>> Start
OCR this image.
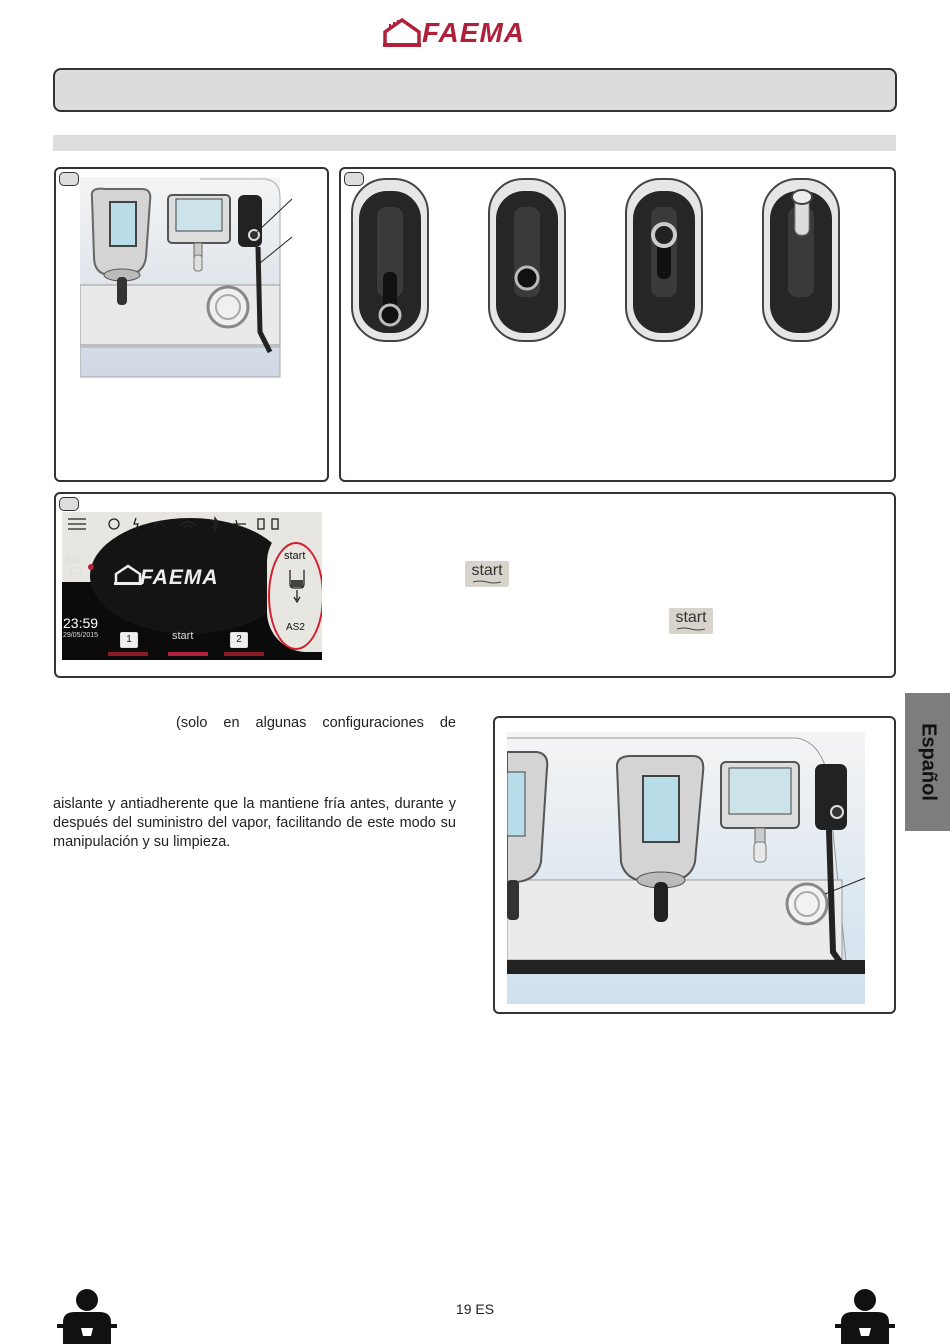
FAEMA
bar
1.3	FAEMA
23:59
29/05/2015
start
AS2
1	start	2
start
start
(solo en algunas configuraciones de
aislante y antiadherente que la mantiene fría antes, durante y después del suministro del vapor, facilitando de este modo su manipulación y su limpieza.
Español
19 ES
>> End
■ THE EXERCISE
Return each line from the material above exactly, but not the pictures.

■ SOLVED PROBLEM
OCR this image.
FAEMA
bar
1.3	FAEMA
23:59
29/05/2015
start
AS2
1	start	2
start
start
(solo en algunas configuraciones de
aislante y antiadherente que la mantiene fría antes, durante y después del suministro del vapor, facilitando de este modo su manipulación y su limpieza.
Español
19 ES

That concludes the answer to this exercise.